> Stored data
..........

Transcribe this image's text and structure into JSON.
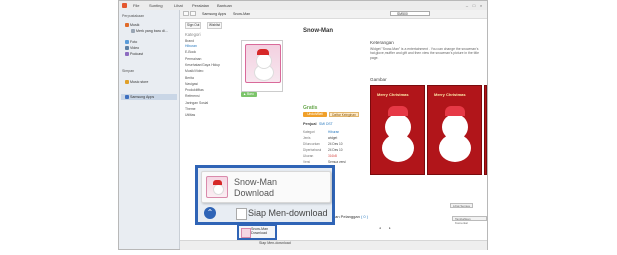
{
  "menu": [
    "File",
    "Sunting",
    "Lihat",
    "Peralatan",
    "Bantuan"
  ],
  "sidebar": {
    "section1": "Perpustakaan",
    "items": [
      "Musik",
      "Merk yang baru di...",
      "Foto",
      "Video",
      "Podcast"
    ],
    "section2": "Simpan",
    "stores": [
      "Music store",
      "Samsung Apps"
    ]
  },
  "breadcrumb": {
    "store": "Samsung Apps",
    "item": "Snow-Man"
  },
  "search": {
    "value": "SM500"
  },
  "categories": {
    "tabs": [
      "Sign Out",
      "Wishlist"
    ],
    "title": "Kategori",
    "items": [
      "Brand",
      "Hiburan",
      "E-Book",
      "Permainan",
      "Kesehatan/Gaya Hidup",
      "Musik/Video",
      "Berita",
      "Navigasi",
      "Produktifitas",
      "Referensi",
      "Jaringan Sosial",
      "Theme",
      "Utilitas"
    ],
    "active_index": 1
  },
  "app": {
    "name": "Snow-Man",
    "badge": "Baru",
    "price": "Gratis",
    "download_button": "Unduh/Beli",
    "wishlist_button": "Daftar Keinginan",
    "seller_label": "Penjual",
    "seller_value": "SMI DST",
    "meta": [
      {
        "k": "Kategori",
        "v": "Hiburan"
      },
      {
        "k": "Jenis",
        "v": "widget"
      },
      {
        "k": "Diluncurkan",
        "v": "24 Des 10"
      },
      {
        "k": "Diperbaharui",
        "v": "24 Des 10"
      },
      {
        "k": "Ukuran",
        "v": "316kB"
      },
      {
        "k": "Versi",
        "v": "Semua versi"
      }
    ],
    "desc_title": "Keterangan",
    "description": "Widget \"Snow-Man\" is a entertainment . You can change the snowman's hat,glove,muffler and gift and then view the snowman's picture in the title page.",
    "gambar_title": "Gambar",
    "screenshot_label": "Merry Christmas",
    "see_all": "Lihat Semua",
    "reviews_label": "lasan Pelanggan",
    "reviews_count": "( 0 )",
    "write_review": "Tambahkan Komentar",
    "also_label": "Telepon Saya"
  },
  "popup": {
    "name": "Snow-Man",
    "subtitle": "Download",
    "status": "Siap Men-download"
  },
  "statusbar": {
    "mini_name": "Snow-Man",
    "mini_sub": "Download",
    "status": "Siap Men-download"
  }
}
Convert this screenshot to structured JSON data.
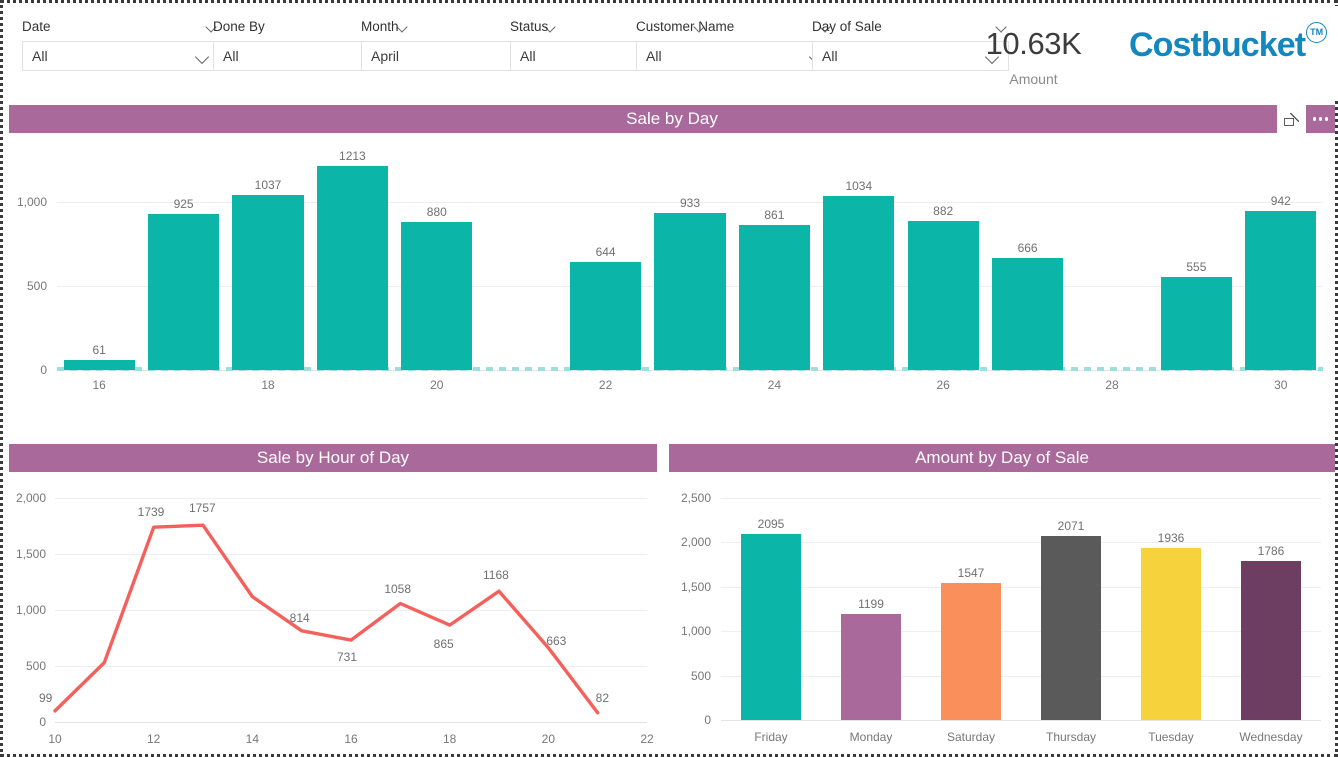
{
  "header": {
    "slicers": [
      {
        "label": "Date",
        "value": "All"
      },
      {
        "label": "Done By",
        "value": "All"
      },
      {
        "label": "Month",
        "value": "April"
      },
      {
        "label": "Status",
        "value": "All"
      },
      {
        "label": "Customer Name",
        "value": "All"
      },
      {
        "label": "Day of Sale",
        "value": "All"
      }
    ],
    "kpi": {
      "value": "10.63K",
      "label": "Amount"
    },
    "logo": {
      "text": "Costbucket",
      "tm": "TM"
    }
  },
  "cards": {
    "sale_by_day": {
      "title": "Sale by Day",
      "focus_icon": "focus-mode-icon",
      "more_icon": "more-options-icon"
    },
    "sale_by_hour": {
      "title": "Sale by Hour of Day"
    },
    "amount_by_day_of_sale": {
      "title": "Amount by Day of Sale"
    }
  },
  "colors": {
    "title_bar": "#a9699b",
    "teal": "#0bb5a8",
    "line_red": "#f4615c",
    "brand_blue": "#1287c0",
    "gridline": "#eeeeee"
  },
  "chart_data": [
    {
      "type": "bar",
      "title": "Sale by Day",
      "xlabel": "",
      "ylabel": "",
      "ylim": [
        0,
        1300
      ],
      "yticks": [
        0,
        500,
        1000
      ],
      "ytick_labels": [
        "0",
        "500",
        "1,000"
      ],
      "grid": true,
      "legend": "none",
      "bar_color": "#0bb5a8",
      "categories": [
        16,
        17,
        18,
        19,
        20,
        21,
        22,
        23,
        24,
        25,
        26,
        27,
        28,
        29,
        30
      ],
      "xtick_labels": [
        "16",
        "18",
        "20",
        "22",
        "24",
        "26",
        "28",
        "30"
      ],
      "values": [
        61,
        925,
        1037,
        1213,
        880,
        null,
        644,
        933,
        861,
        1034,
        882,
        666,
        null,
        555,
        942
      ],
      "data_labels": [
        "61",
        "925",
        "1037",
        "1213",
        "880",
        "",
        "644",
        "933",
        "861",
        "1034",
        "882",
        "666",
        "",
        "555",
        "942"
      ]
    },
    {
      "type": "line",
      "title": "Sale by Hour of Day",
      "xlabel": "",
      "ylabel": "",
      "ylim": [
        0,
        2000
      ],
      "yticks": [
        0,
        500,
        1000,
        1500,
        2000
      ],
      "ytick_labels": [
        "0",
        "500",
        "1,000",
        "1,500",
        "2,000"
      ],
      "grid": true,
      "legend": "none",
      "line_color": "#f4615c",
      "x": [
        10,
        11,
        12,
        13,
        14,
        15,
        16,
        17,
        18,
        19,
        20,
        21
      ],
      "xtick_labels": [
        "10",
        "12",
        "14",
        "16",
        "18",
        "20",
        "22"
      ],
      "values": [
        99,
        530,
        1739,
        1757,
        1120,
        814,
        731,
        1058,
        865,
        1168,
        663,
        82
      ],
      "data_labels": [
        "99",
        "",
        "1739",
        "1757",
        "",
        "814",
        "731",
        "1058",
        "865",
        "1168",
        "663",
        "82"
      ]
    },
    {
      "type": "bar",
      "title": "Amount by Day of Sale",
      "xlabel": "",
      "ylabel": "",
      "ylim": [
        0,
        2500
      ],
      "yticks": [
        0,
        500,
        1000,
        1500,
        2000,
        2500
      ],
      "ytick_labels": [
        "0",
        "500",
        "1,000",
        "1,500",
        "2,000",
        "2,500"
      ],
      "grid": true,
      "legend": "none",
      "categories": [
        "Friday",
        "Monday",
        "Saturday",
        "Thursday",
        "Tuesday",
        "Wednesday"
      ],
      "values": [
        2095,
        1199,
        1547,
        2071,
        1936,
        1786
      ],
      "data_labels": [
        "2095",
        "1199",
        "1547",
        "2071",
        "1936",
        "1786"
      ],
      "bar_colors": [
        "#0bb5a8",
        "#a9699b",
        "#fb8f5c",
        "#5a5a5a",
        "#f6d33c",
        "#6d3e61"
      ]
    }
  ]
}
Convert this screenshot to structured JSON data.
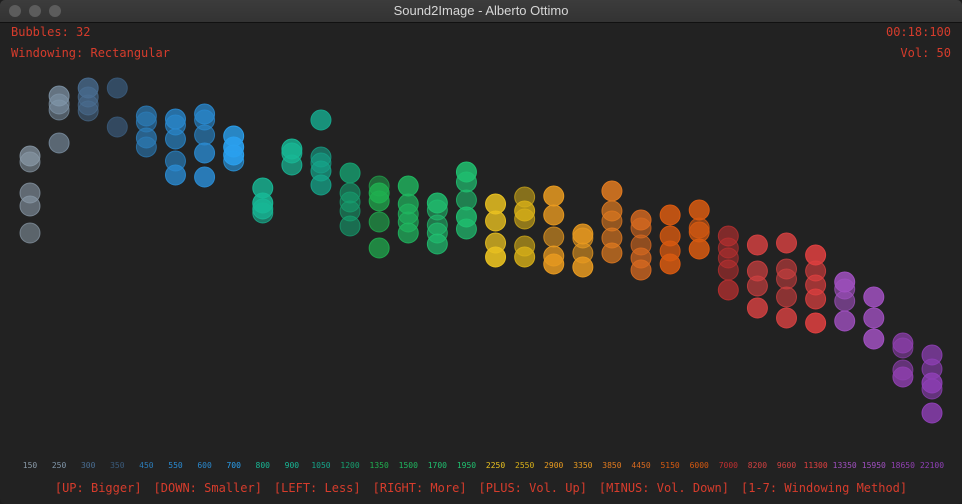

..........

> Given request
Print all of the entries word for word. Omit the pictures they contain.

> Correct answer
Transcribe this image's text and structure into JSON.
{
  "menu": [
    "File",
    "Sunting",
    "Lihat",
    "Peralatan",
    "Bantuan"
  ],
  "sidebar": {
    "section1": "Perpustakaan",
    "items": [
      "Musik",
      "Merk yang baru di...",
      "Foto",
      "Video",
      "Podcast"
    ],
    "section2": "Simpan",
    "stores": [
      "Music store",
      "Samsung Apps"
    ]
  },
  "breadcrumb": {
    "store": "Samsung Apps",
    "item": "Snow-Man"
  },
  "search": {
    "value": "SM500"
  },
  "categories": {
    "tabs": [
      "Sign Out",
      "Wishlist"
    ],
    "title": "Kategori",
    "items": [
      "Brand",
      "Hiburan",
      "E-Book",
      "Permainan",
      "Kesehatan/Gaya Hidup",
      "Musik/Video",
      "Berita",
      "Navigasi",
      "Produktifitas",
      "Referensi",
      "Jaringan Sosial",
      "Theme",
      "Utilitas"
    ],
    "active_index": 1
  },
  "app": {
    "name": "Snow-Man",
    "badge": "Baru",
    "price": "Gratis",
    "download_button": "Unduh/Beli",
    "wishlist_button": "Daftar Keinginan",
    "seller_label": "Penjual",
    "seller_value": "SMI DST",
    "meta": [
      {
        "k": "Kategori",
        "v": "Hiburan"
      },
      {
        "k": "Jenis",
        "v": "widget"
      },
      {
        "k": "Diluncurkan",
        "v": "24 Des 10"
      },
      {
        "k": "Diperbaharui",
        "v": "24 Des 10"
      },
      {
        "k": "Ukuran",
        "v": "316kB"
      },
      {
        "k": "Versi",
        "v": "Semua versi"
      }
    ],
    "desc_title": "Keterangan",
    "description": "Widget \"Snow-Man\" is a entertainment . You can change the snowman's hat,glove,muffler and gift and then view the snowman's picture in the title page.",
    "gambar_title": "Gambar",
    "screenshot_label": "Merry Christmas",
    "see_all": "Lihat Semua",
    "reviews_label": "lasan Pelanggan",
    "reviews_count": "( 0 )",
    "write_review": "Tambahkan Komentar",
    "also_label": "Telepon Saya"
  },
  "popup": {
    "name": "Snow-Man",
    "subtitle": "Download",
    "status": "Siap Men-download"
  },
  "statusbar": {
    "mini_name": "Snow-Man",
    "mini_sub": "Download",
    "status": "Siap Men-download"
  }
}
Convert this screenshot to structured JSON data.
{
  "header": {
    "slicers": [
      {
        "label": "Date",
        "value": "All"
      },
      {
        "label": "Done By",
        "value": "All"
      },
      {
        "label": "Month",
        "value": "April"
      },
      {
        "label": "Status",
        "value": "All"
      },
      {
        "label": "Customer Name",
        "value": "All"
      },
      {
        "label": "Day of Sale",
        "value": "All"
      }
    ],
    "kpi": {
      "value": "10.63K",
      "label": "Amount"
    },
    "logo": {
      "text": "Costbucket",
      "tm": "TM"
    }
  },
  "cards": {
    "sale_by_day": {
      "title": "Sale by Day",
      "focus_icon": "focus-mode-icon",
      "more_icon": "more-options-icon"
    },
    "sale_by_hour": {
      "title": "Sale by Hour of Day"
    },
    "amount_by_day_of_sale": {
      "title": "Amount by Day of Sale"
    }
  },
  "colors": {
    "title_bar": "#a9699b",
    "teal": "#0bb5a8",
    "line_red": "#f4615c",
    "brand_blue": "#1287c0",
    "gridline": "#eeeeee"
  },
  "chart_data": [
    {
      "type": "bar",
      "title": "Sale by Day",
      "xlabel": "",
      "ylabel": "",
      "ylim": [
        0,
        1300
      ],
      "yticks": [
        0,
        500,
        1000
      ],
      "ytick_labels": [
        "0",
        "500",
        "1,000"
      ],
      "grid": true,
      "legend": "none",
      "bar_color": "#0bb5a8",
      "categories": [
        16,
        17,
        18,
        19,
        20,
        21,
        22,
        23,
        24,
        25,
        26,
        27,
        28,
        29,
        30
      ],
      "xtick_labels": [
        "16",
        "18",
        "20",
        "22",
        "24",
        "26",
        "28",
        "30"
      ],
      "values": [
        61,
        925,
        1037,
        1213,
        880,
        null,
        644,
        933,
        861,
        1034,
        882,
        666,
        null,
        555,
        942
      ],
      "data_labels": [
        "61",
        "925",
        "1037",
        "1213",
        "880",
        "",
        "644",
        "933",
        "861",
        "1034",
        "882",
        "666",
        "",
        "555",
        "942"
      ]
    },
    {
      "type": "line",
      "title": "Sale by Hour of Day",
      "xlabel": "",
      "ylabel": "",
      "ylim": [
        0,
        2000
      ],
      "yticks": [
        0,
        500,
        1000,
        1500,
        2000
      ],
      "ytick_labels": [
        "0",
        "500",
        "1,000",
        "1,500",
        "2,000"
      ],
      "grid": true,
      "legend": "none",
      "line_color": "#f4615c",
      "x": [
        10,
        11,
        12,
        13,
        14,
        15,
        16,
        17,
        18,
        19,
        20,
        21
      ],
      "xtick_labels": [
        "10",
        "12",
        "14",
        "16",
        "18",
        "20",
        "22"
      ],
      "values": [
        99,
        530,
        1739,
        1757,
        1120,
        814,
        731,
        1058,
        865,
        1168,
        663,
        82
      ],
      "data_labels": [
        "99",
        "",
        "1739",
        "1757",
        "",
        "814",
        "731",
        "1058",
        "865",
        "1168",
        "663",
        "82"
      ]
    },
    {
      "type": "bar",
      "title": "Amount by Day of Sale",
      "xlabel": "",
      "ylabel": "",
      "ylim": [
        0,
        2500
      ],
      "yticks": [
        0,
        500,
        1000,
        1500,
        2000,
        2500
      ],
      "ytick_labels": [
        "0",
        "500",
        "1,000",
        "1,500",
        "2,000",
        "2,500"
      ],
      "grid": true,
      "legend": "none",
      "categories": [
        "Friday",
        "Monday",
        "Saturday",
        "Thursday",
        "Tuesday",
        "Wednesday"
      ],
      "values": [
        2095,
        1199,
        1547,
        2071,
        1936,
        1786
      ],
      "data_labels": [
        "2095",
        "1199",
        "1547",
        "2071",
        "1936",
        "1786"
      ],
      "bar_colors": [
        "#0bb5a8",
        "#a9699b",
        "#fb8f5c",
        "#5a5a5a",
        "#f6d33c",
        "#6d3e61"
      ]
    }
  ]
}
Convert this screenshot to structured JSON data.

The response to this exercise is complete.